Job: Pull out each line of the records holding the string "Dermal".

Material for the task:
++++++++++
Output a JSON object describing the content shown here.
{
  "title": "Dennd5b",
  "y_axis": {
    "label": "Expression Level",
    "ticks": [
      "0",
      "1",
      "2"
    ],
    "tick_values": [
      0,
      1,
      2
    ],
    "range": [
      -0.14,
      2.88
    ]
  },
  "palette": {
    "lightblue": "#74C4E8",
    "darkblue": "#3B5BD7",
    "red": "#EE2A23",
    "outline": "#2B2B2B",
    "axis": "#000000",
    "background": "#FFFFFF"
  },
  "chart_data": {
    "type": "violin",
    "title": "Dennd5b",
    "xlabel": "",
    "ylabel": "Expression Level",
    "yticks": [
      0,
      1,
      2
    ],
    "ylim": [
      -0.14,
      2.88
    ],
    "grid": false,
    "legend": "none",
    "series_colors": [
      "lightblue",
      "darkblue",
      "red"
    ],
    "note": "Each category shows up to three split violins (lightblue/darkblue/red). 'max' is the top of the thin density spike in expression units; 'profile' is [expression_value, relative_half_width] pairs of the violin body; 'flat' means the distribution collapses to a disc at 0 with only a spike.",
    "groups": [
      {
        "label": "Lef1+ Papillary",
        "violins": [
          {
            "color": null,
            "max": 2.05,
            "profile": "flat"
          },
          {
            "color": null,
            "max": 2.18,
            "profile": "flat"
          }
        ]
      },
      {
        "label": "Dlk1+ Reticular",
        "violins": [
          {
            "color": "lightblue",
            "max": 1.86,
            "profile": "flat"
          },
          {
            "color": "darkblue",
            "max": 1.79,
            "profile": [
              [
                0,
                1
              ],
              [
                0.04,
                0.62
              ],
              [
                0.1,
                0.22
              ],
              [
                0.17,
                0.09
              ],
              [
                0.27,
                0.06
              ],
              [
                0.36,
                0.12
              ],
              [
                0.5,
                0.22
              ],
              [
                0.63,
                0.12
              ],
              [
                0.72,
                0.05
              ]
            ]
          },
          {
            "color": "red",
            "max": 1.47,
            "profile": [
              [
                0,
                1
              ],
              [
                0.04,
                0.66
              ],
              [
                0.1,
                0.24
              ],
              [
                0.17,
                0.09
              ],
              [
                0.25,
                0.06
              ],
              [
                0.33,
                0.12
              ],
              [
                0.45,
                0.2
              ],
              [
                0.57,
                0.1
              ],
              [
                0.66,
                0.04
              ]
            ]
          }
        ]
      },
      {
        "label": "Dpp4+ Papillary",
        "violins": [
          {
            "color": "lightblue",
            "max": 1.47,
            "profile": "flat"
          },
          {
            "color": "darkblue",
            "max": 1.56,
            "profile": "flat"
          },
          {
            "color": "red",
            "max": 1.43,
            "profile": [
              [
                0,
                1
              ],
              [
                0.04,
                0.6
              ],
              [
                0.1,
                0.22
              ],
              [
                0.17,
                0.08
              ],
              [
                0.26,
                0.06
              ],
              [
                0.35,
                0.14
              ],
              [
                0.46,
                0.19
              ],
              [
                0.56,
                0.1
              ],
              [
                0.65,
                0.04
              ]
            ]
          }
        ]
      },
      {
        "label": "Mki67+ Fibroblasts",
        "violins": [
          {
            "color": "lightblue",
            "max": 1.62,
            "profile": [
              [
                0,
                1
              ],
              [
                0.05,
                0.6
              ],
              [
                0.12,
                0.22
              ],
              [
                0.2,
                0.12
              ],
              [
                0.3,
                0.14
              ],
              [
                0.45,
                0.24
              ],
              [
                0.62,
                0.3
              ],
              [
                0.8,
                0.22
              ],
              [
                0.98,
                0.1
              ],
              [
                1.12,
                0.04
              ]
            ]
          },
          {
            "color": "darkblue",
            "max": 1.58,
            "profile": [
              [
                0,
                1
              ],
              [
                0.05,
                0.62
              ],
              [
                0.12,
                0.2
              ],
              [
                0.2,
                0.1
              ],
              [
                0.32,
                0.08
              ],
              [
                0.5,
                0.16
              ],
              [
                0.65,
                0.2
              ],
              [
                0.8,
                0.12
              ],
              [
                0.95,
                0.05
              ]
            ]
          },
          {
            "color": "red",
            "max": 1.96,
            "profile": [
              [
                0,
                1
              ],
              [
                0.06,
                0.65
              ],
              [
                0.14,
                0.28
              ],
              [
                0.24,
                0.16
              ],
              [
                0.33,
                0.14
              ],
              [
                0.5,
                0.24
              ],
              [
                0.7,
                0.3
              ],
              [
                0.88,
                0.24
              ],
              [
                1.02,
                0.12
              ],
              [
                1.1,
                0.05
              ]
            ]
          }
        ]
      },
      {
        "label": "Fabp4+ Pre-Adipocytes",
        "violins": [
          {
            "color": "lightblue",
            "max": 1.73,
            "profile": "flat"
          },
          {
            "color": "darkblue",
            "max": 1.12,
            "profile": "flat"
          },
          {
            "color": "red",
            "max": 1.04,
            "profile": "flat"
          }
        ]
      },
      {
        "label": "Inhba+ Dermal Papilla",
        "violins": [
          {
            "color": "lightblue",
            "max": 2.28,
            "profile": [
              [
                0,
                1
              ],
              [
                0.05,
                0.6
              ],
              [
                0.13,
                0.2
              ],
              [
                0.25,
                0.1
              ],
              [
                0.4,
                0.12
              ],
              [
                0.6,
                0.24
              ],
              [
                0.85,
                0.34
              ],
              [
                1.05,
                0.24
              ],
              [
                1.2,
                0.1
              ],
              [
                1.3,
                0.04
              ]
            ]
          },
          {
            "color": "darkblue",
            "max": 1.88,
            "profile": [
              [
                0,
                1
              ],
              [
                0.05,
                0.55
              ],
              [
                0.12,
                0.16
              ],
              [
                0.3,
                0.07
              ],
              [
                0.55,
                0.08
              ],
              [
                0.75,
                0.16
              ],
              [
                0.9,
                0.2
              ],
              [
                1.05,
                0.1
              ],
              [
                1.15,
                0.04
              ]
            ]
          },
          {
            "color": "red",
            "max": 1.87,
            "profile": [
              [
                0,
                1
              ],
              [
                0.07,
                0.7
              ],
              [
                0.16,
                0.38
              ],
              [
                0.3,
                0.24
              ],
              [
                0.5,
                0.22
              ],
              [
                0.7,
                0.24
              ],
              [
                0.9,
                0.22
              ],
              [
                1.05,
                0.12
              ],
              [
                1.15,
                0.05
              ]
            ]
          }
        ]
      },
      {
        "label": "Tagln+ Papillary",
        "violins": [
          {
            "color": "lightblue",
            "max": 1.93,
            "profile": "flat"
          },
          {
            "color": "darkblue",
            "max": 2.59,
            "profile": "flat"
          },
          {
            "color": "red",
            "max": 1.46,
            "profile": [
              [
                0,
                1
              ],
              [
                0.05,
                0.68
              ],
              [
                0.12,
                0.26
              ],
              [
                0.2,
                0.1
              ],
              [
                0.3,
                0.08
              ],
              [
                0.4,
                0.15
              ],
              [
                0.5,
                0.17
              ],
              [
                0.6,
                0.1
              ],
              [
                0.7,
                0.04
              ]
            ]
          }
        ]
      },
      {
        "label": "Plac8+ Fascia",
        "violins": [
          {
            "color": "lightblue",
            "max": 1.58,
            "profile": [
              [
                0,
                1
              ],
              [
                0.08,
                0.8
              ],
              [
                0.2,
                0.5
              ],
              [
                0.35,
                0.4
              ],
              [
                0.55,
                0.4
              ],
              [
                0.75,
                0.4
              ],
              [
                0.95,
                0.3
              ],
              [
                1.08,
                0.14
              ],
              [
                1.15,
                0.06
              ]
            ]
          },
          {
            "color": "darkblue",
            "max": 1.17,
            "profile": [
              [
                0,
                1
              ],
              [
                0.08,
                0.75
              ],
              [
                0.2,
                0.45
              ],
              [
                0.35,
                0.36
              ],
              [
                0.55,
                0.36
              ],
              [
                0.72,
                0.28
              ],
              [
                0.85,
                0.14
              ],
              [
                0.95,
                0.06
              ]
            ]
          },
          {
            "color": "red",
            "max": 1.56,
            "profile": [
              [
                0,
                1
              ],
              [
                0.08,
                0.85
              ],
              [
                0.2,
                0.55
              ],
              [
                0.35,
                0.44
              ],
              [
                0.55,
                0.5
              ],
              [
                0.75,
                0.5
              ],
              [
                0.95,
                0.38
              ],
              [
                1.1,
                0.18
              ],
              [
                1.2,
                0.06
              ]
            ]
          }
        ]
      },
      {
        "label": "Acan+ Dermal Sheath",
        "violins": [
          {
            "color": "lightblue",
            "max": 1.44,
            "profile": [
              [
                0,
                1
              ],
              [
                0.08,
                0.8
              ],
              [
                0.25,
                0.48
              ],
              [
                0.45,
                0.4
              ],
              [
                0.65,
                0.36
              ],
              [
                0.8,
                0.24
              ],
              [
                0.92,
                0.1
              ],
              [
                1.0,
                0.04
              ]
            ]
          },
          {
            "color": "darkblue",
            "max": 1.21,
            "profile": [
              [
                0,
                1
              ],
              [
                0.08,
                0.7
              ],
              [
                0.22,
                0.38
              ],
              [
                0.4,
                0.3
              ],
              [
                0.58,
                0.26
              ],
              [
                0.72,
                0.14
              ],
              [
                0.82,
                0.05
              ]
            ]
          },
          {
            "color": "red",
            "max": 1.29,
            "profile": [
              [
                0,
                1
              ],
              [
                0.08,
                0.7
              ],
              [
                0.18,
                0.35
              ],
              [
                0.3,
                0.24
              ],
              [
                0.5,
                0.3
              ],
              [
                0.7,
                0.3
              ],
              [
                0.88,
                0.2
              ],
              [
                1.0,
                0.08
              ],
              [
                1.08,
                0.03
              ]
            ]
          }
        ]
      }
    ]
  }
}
++++++++++
Task solution:
        "label": "Inhba+ Dermal Papilla",
        "label": "Acan+ Dermal Sheath",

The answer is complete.